▸ DATA SHOWN
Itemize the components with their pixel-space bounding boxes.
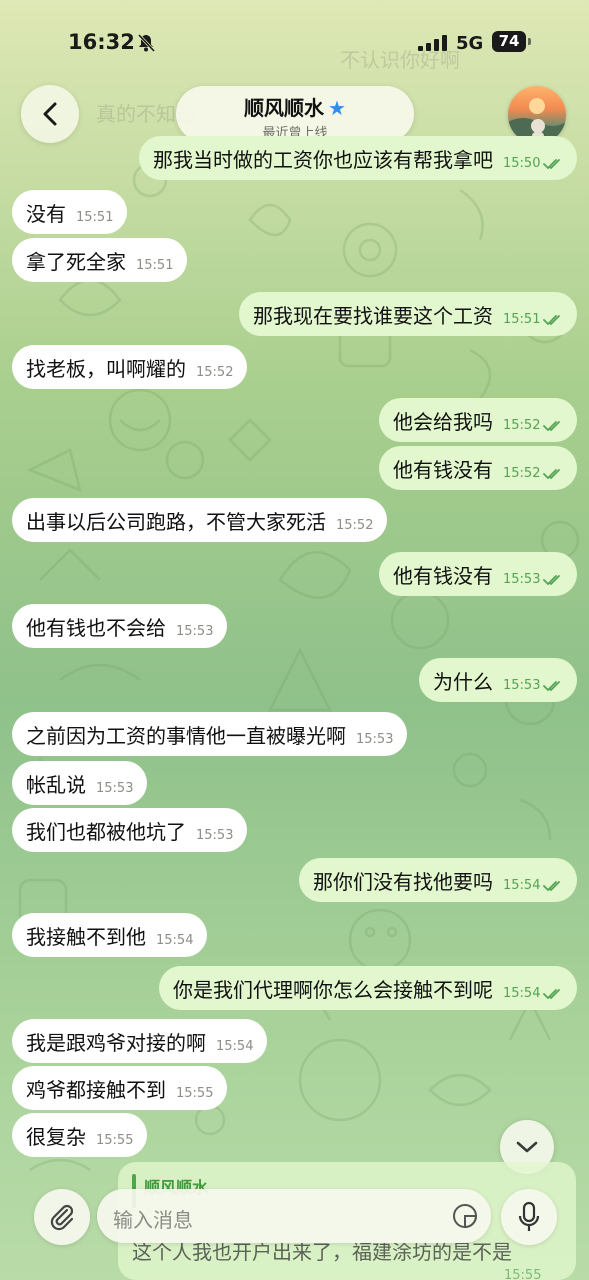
read-checkmark-icon <box>543 567 563 591</box>
message-text: 拿了死全家 <box>26 249 126 274</box>
message-time: 15:50 <box>503 155 541 171</box>
incoming-message[interactable]: 出事以后公司跑路，不管大家死活 15:52 <box>12 498 388 542</box>
chat-name: 顺风顺水 <box>244 96 325 120</box>
message-text: 为什么 <box>433 669 493 694</box>
outgoing-message[interactable]: 那你们没有找他要吗 15:54 <box>299 858 578 902</box>
message-text: 很复杂 <box>26 1124 86 1149</box>
message-text: 他有钱没有 <box>393 457 493 482</box>
message-time: 15:52 <box>503 417 541 433</box>
message-text: 那你们没有找他要吗 <box>313 869 493 894</box>
paperclip-icon <box>50 1204 74 1231</box>
message-text: 他有钱也不会给 <box>26 615 166 640</box>
back-button[interactable] <box>21 85 79 143</box>
read-checkmark-icon <box>543 981 563 1005</box>
incoming-message[interactable]: 鸡爷都接触不到 15:55 <box>12 1066 228 1110</box>
outgoing-message[interactable]: 他有钱没有 15:53 <box>379 552 578 596</box>
star-icon: ★ <box>328 96 346 120</box>
message-time: 15:52 <box>196 364 234 380</box>
chat-title[interactable]: 顺风顺水 ★ 最近曾上线 <box>176 86 414 142</box>
chevron-down-icon <box>516 1141 538 1153</box>
message-time: 15:55 <box>504 1268 542 1280</box>
outgoing-message[interactable]: 他会给我吗 15:52 <box>379 398 578 442</box>
message-text: 鸡爷都接触不到 <box>26 1077 166 1102</box>
incoming-message[interactable]: 他有钱也不会给 15:53 <box>12 604 228 648</box>
message-time: 15:52 <box>503 465 541 481</box>
message-text: 之前因为工资的事情他一直被曝光啊 <box>26 723 346 748</box>
incoming-message[interactable]: 我接触不到他 15:54 <box>12 913 208 957</box>
status-bar: 16:32 5G 74 <box>0 0 589 84</box>
incoming-message[interactable]: 帐乱说 15:53 <box>12 761 148 805</box>
message-time: 15:51 <box>136 257 174 273</box>
message-text: 我们也都被他坑了 <box>26 819 186 844</box>
message-time: 15:53 <box>196 827 234 843</box>
outgoing-message[interactable]: 他有钱没有 15:52 <box>379 446 578 490</box>
chevron-left-icon <box>43 102 57 126</box>
message-time: 15:54 <box>503 985 541 1001</box>
message-input[interactable]: 输入消息 <box>97 1189 491 1243</box>
message-time: 15:51 <box>503 311 541 327</box>
read-checkmark-icon <box>543 873 563 897</box>
message-text: 他有钱没有 <box>393 563 493 588</box>
message-time: 15:53 <box>96 780 134 796</box>
incoming-message[interactable]: 之前因为工资的事情他一直被曝光啊 15:53 <box>12 712 408 756</box>
read-checkmark-icon <box>543 151 563 175</box>
read-checkmark-icon <box>543 673 563 697</box>
status-time: 16:32 <box>68 30 135 54</box>
message-time: 15:53 <box>176 623 214 639</box>
message-time: 15:53 <box>503 677 541 693</box>
message-time: 15:54 <box>503 877 541 893</box>
message-text: 那我现在要找谁要这个工资 <box>253 303 493 328</box>
message-text: 那我当时做的工资你也应该有帮我拿吧 <box>153 147 493 172</box>
message-time: 15:51 <box>76 209 114 225</box>
battery-level: 74 <box>492 31 526 52</box>
chat-name-row: 顺风顺水 ★ <box>176 92 414 121</box>
microphone-button[interactable] <box>501 1189 557 1245</box>
microphone-icon <box>518 1201 540 1231</box>
message-time: 15:54 <box>216 1038 254 1054</box>
read-checkmark-icon <box>543 461 563 485</box>
sticker-icon[interactable] <box>451 1202 479 1230</box>
message-time: 15:54 <box>156 932 194 948</box>
outgoing-message[interactable]: 你是我们代理啊你怎么会接触不到呢 15:54 <box>159 966 578 1010</box>
message-text: 出事以后公司跑路，不管大家死活 <box>26 509 326 534</box>
incoming-message[interactable]: 没有 15:51 <box>12 190 128 234</box>
message-text: 他会给我吗 <box>393 409 493 434</box>
message-time: 15:52 <box>336 517 374 533</box>
outgoing-message[interactable]: 那我当时做的工资你也应该有帮我拿吧 15:50 <box>139 136 578 180</box>
message-text: 没有 <box>26 201 66 226</box>
message-text: 你是我们代理啊你怎么会接触不到呢 <box>173 977 493 1002</box>
battery-nub <box>528 38 531 45</box>
message-input-placeholder: 输入消息 <box>113 1208 193 1232</box>
message-time: 15:53 <box>356 731 394 747</box>
message-time: 15:55 <box>176 1085 214 1101</box>
incoming-message[interactable]: 拿了死全家 15:51 <box>12 238 188 282</box>
attach-button[interactable] <box>34 1189 90 1245</box>
incoming-message[interactable]: 我是跟鸡爷对接的啊 15:54 <box>12 1019 268 1063</box>
message-text: 帐乱说 <box>26 772 86 797</box>
message-time: 15:53 <box>503 571 541 587</box>
incoming-message[interactable]: 我们也都被他坑了 15:53 <box>12 808 248 852</box>
ghost-message: 不认识你好啊 <box>340 48 460 72</box>
incoming-message[interactable]: 很复杂 15:55 <box>12 1113 148 1157</box>
read-checkmark-icon <box>543 307 563 331</box>
incoming-message[interactable]: 找老板，叫啊耀的 15:52 <box>12 345 248 389</box>
outgoing-message[interactable]: 为什么 15:53 <box>419 658 578 702</box>
message-text: 找老板，叫啊耀的 <box>26 356 186 381</box>
network-type: 5G <box>456 33 484 54</box>
message-time: 15:55 <box>96 1132 134 1148</box>
message-text: 我接触不到他 <box>26 924 146 949</box>
bell-muted-icon <box>137 33 156 53</box>
message-text: 我是跟鸡爷对接的啊 <box>26 1030 206 1055</box>
outgoing-message[interactable]: 那我现在要找谁要这个工资 15:51 <box>239 292 578 336</box>
read-checkmark-icon <box>543 413 563 437</box>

▸ AIM
Reproduce all of the data above verbatim, line for line, but leave out any pictures.

▸ FINAL ANSWER
Itemize the components with their pixel-space bounding boxes.
read-checkmark-icon <box>543 567 563 591</box>
message-text: 拿了死全家 <box>26 249 126 274</box>
message-time: 15:50 <box>503 155 541 171</box>
incoming-message[interactable]: 出事以后公司跑路，不管大家死活 15:52 <box>12 498 388 542</box>
chat-name: 顺风顺水 <box>244 96 325 120</box>
message-text: 为什么 <box>433 669 493 694</box>
outgoing-message[interactable]: 那你们没有找他要吗 15:54 <box>299 858 578 902</box>
message-text: 很复杂 <box>26 1124 86 1149</box>
message-text: 他有钱没有 <box>393 457 493 482</box>
message-time: 15:52 <box>503 417 541 433</box>
message-text: 那你们没有找他要吗 <box>313 869 493 894</box>
paperclip-icon <box>50 1204 74 1231</box>
message-text: 他有钱也不会给 <box>26 615 166 640</box>
back-button[interactable] <box>21 85 79 143</box>
read-checkmark-icon <box>543 981 563 1005</box>
incoming-message[interactable]: 鸡爷都接触不到 15:55 <box>12 1066 228 1110</box>
outgoing-message[interactable]: 他有钱没有 15:53 <box>379 552 578 596</box>
star-icon: ★ <box>328 96 346 120</box>
message-time: 15:52 <box>196 364 234 380</box>
chat-title[interactable]: 顺风顺水 ★ 最近曾上线 <box>176 86 414 142</box>
chevron-down-icon <box>516 1141 538 1153</box>
message-time: 15:55 <box>504 1268 542 1280</box>
outgoing-message[interactable]: 他会给我吗 15:52 <box>379 398 578 442</box>
message-text: 鸡爷都接触不到 <box>26 1077 166 1102</box>
incoming-message[interactable]: 他有钱也不会给 15:53 <box>12 604 228 648</box>
message-time: 15:52 <box>503 465 541 481</box>
message-text: 之前因为工资的事情他一直被曝光啊 <box>26 723 346 748</box>
incoming-message[interactable]: 我接触不到他 15:54 <box>12 913 208 957</box>
status-bar: 16:32 5G 74 <box>0 0 589 84</box>
incoming-message[interactable]: 帐乱说 15:53 <box>12 761 148 805</box>
message-time: 15:51 <box>136 257 174 273</box>
message-text: 我们也都被他坑了 <box>26 819 186 844</box>
message-time: 15:53 <box>196 827 234 843</box>
outgoing-message[interactable]: 他有钱没有 15:52 <box>379 446 578 490</box>
chevron-left-icon <box>43 102 57 126</box>
message-time: 15:54 <box>503 985 541 1001</box>
message-input[interactable]: 输入消息 <box>97 1189 491 1243</box>
message-time: 15:51 <box>503 311 541 327</box>
read-checkmark-icon <box>543 873 563 897</box>
message-text: 他有钱没有 <box>393 563 493 588</box>
message-time: 15:53 <box>96 780 134 796</box>
incoming-message[interactable]: 之前因为工资的事情他一直被曝光啊 15:53 <box>12 712 408 756</box>
read-checkmark-icon <box>543 151 563 175</box>
read-checkmark-icon <box>543 673 563 697</box>
status-time: 16:32 <box>68 30 135 54</box>
message-time: 15:53 <box>176 623 214 639</box>
message-time: 15:53 <box>503 677 541 693</box>
message-time: 15:54 <box>503 877 541 893</box>
message-text: 那我现在要找谁要这个工资 <box>253 303 493 328</box>
message-text: 那我当时做的工资你也应该有帮我拿吧 <box>153 147 493 172</box>
message-time: 15:51 <box>76 209 114 225</box>
battery-level: 74 <box>492 31 526 52</box>
chat-name-row: 顺风顺水 ★ <box>176 92 414 121</box>
microphone-button[interactable] <box>501 1189 557 1245</box>
microphone-icon <box>518 1201 540 1231</box>
message-time: 15:54 <box>216 1038 254 1054</box>
read-checkmark-icon <box>543 461 563 485</box>
sticker-icon[interactable] <box>451 1202 479 1230</box>
message-time: 15:54 <box>156 932 194 948</box>
outgoing-message[interactable]: 你是我们代理啊你怎么会接触不到呢 15:54 <box>159 966 578 1010</box>
message-text: 出事以后公司跑路，不管大家死活 <box>26 509 326 534</box>
incoming-message[interactable]: 没有 15:51 <box>12 190 128 234</box>
message-text: 他会给我吗 <box>393 409 493 434</box>
message-time: 15:52 <box>336 517 374 533</box>
outgoing-message[interactable]: 那我当时做的工资你也应该有帮我拿吧 15:50 <box>139 136 578 180</box>
message-text: 没有 <box>26 201 66 226</box>
message-text: 你是我们代理啊你怎么会接触不到呢 <box>173 977 493 1002</box>
battery-nub <box>528 38 531 45</box>
message-input-placeholder: 输入消息 <box>113 1208 193 1232</box>
message-time: 15:53 <box>356 731 394 747</box>
message-time: 15:55 <box>176 1085 214 1101</box>
incoming-message[interactable]: 拿了死全家 15:51 <box>12 238 188 282</box>
attach-button[interactable] <box>34 1189 90 1245</box>
incoming-message[interactable]: 我是跟鸡爷对接的啊 15:54 <box>12 1019 268 1063</box>
message-text: 帐乱说 <box>26 772 86 797</box>
message-time: 15:53 <box>503 571 541 587</box>
incoming-message[interactable]: 我们也都被他坑了 15:53 <box>12 808 248 852</box>
ghost-message: 不认识你好啊 <box>340 48 460 72</box>
incoming-message[interactable]: 很复杂 15:55 <box>12 1113 148 1157</box>
read-checkmark-icon <box>543 307 563 331</box>
incoming-message[interactable]: 找老板，叫啊耀的 15:52 <box>12 345 248 389</box>
outgoing-message[interactable]: 为什么 15:53 <box>419 658 578 702</box>
message-text: 找老板，叫啊耀的 <box>26 356 186 381</box>
network-type: 5G <box>456 33 484 54</box>
message-time: 15:55 <box>96 1132 134 1148</box>
message-text: 我接触不到他 <box>26 924 146 949</box>
bell-muted-icon <box>137 33 156 53</box>
message-text: 我是跟鸡爷对接的啊 <box>26 1030 206 1055</box>
outgoing-message[interactable]: 那我现在要找谁要这个工资 15:51 <box>239 292 578 336</box>
read-checkmark-icon <box>543 413 563 437</box>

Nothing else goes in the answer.